Written problem 1 -
Duplicate the part of the article on the pound starting with "Compared to its" and going on through "Federal Reserve tomorrow.".
Written problem 2 -
According to the article on the pound, at what level did the pound hold steady against the single European currency?
Written problem 3 -
Resume the article on the pound after its final sentence.

BEGIN Source

Pound hits low point after election uncertainty

David Hobart

The British pound continued to be vulnerable to the ups and downs of the country’s politics on Monday and into Tuesday after politicians rejected Prime Minister Boris Johnson’s attempts to call a general election.

Johnson attempted to get an election through the House of Commons on Monday, but he failed to do so due to opposition from other political parties.

Now, however, it appears he may be able to work with some of those parties on a compromise.

He claims that the current parliament is paralysed by inaction over Brexit, and that a new parliament – elected in a poll held most likely in December – is needed.

The pound suffered in the forex markets as a result of the uncertainty.

It was seen heading towards its lowest point for ten days in its pair with the US dollar.

It was noted at $1.2817 in its pair with the dollar, and overall it was down by 0.3% compared to the rest of the day.

Compared to its high point of $1.30 last week, the new position for the pound meant it was truly in a slump.

In its pair with the single European currency, however, the pound was not particularly up or down.

It was steady at 86.35 pence.

It is now widely considered by analysts that the threat of a so-called no deal Brexit, which would see the UK leave the European Union without having trade agreements in place, has largely been averted.

However, there is still a risk that the Brexit deal may not get through parliament, and the result of any future election could determine whether or not that turns out to be the case.

*Update: Jeremy Corbyn says Labour will support an early election* 

Elsewhere around the world, foreign exchange traders were largely looking ahead to the arrival of a decision on interest rates from the US Federal Reserve tomorrow.

END Source
BEGIN Provided data

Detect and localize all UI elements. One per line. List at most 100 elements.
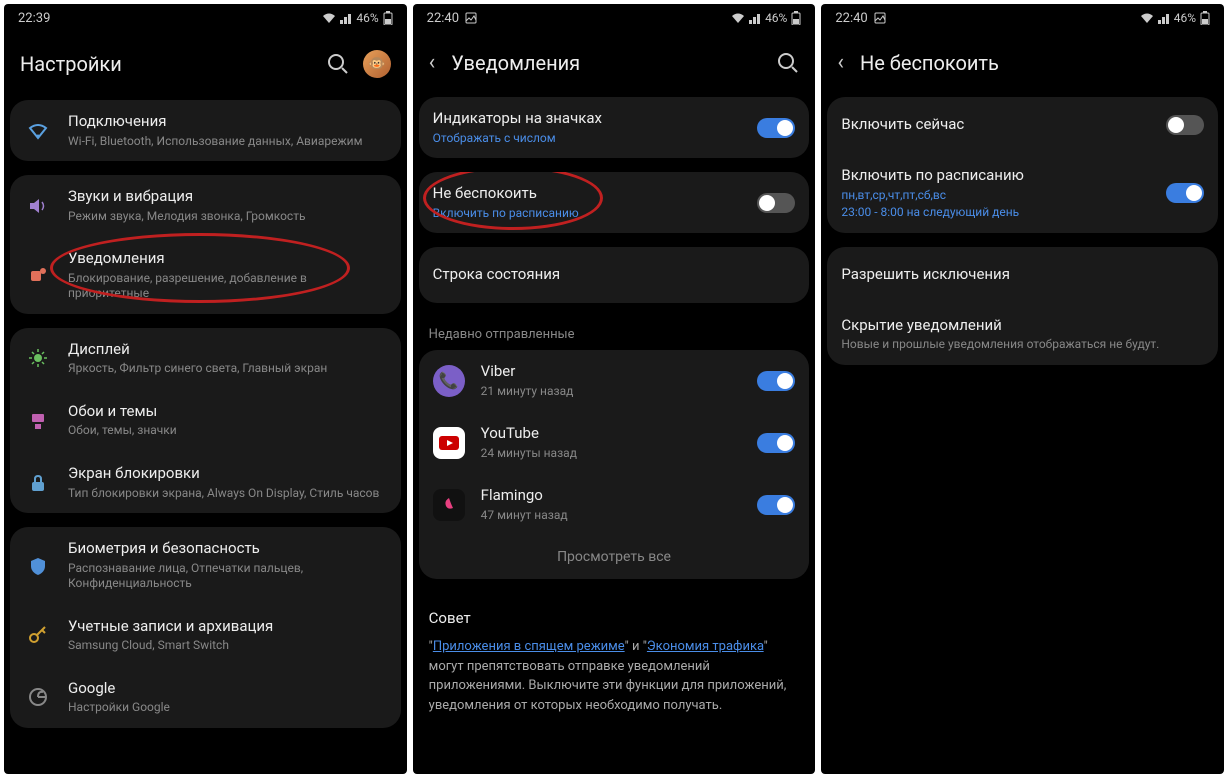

END Provided data

Right answer 1 -
Compared to its high point of $1.30 last week, the new position for the pound meant it was truly in a slump.

In its pair with the single European currency, however, the pound was not particularly up or down.

It was steady at 86.35 pence.

It is now widely considered by analysts that the threat of a so-called no deal Brexit, which would see the UK leave the European Union without having trade agreements in place, has largely been averted.

However, there is still a risk that the Brexit deal may not get through parliament, and the result of any future election could determine whether or not that turns out to be the case.

*Update: Jeremy Corbyn says Labour will support an early election* 

Elsewhere around the world, foreign exchange traders were largely looking ahead to the arrival of a decision on interest rates from the US Federal Reserve tomorrow.

Right answer 2 -
86.35 pence

Right answer 3 -
This decision looks set to reduce the headline interest rate in the US from its current position of 2% to 1.75%, although this has not yet been confirmed.

The dollar remained flat against a few other currencies.

In its pair with the euro, for example, it changed little and was seen at $1.1096.

In its index, which is a tool designed to track how the currency is performing compared to six others from across the globe, it was seen at 97.755.

The wider US context was looking positive, with President Donald Trump stating that an agreement between the US and China on the ongoing trade dispute could come in the next few days.

This also had a positive effect on the Australian dollar, which tends to rise during times of global trade certainty – especially where China, its major trading partner, is concerned.

The Australian dollar was seen at $0.6842 at one point.

The relative additional certainty also drove so-called safe haven currencies, such as the Japanese yen, down a little further.

In the USD/JPY pair, meanwhile, the US dollar was seen to rise to 108.96 yen to the dollar.

A little earlier, it managed to rise to its highest point in three months.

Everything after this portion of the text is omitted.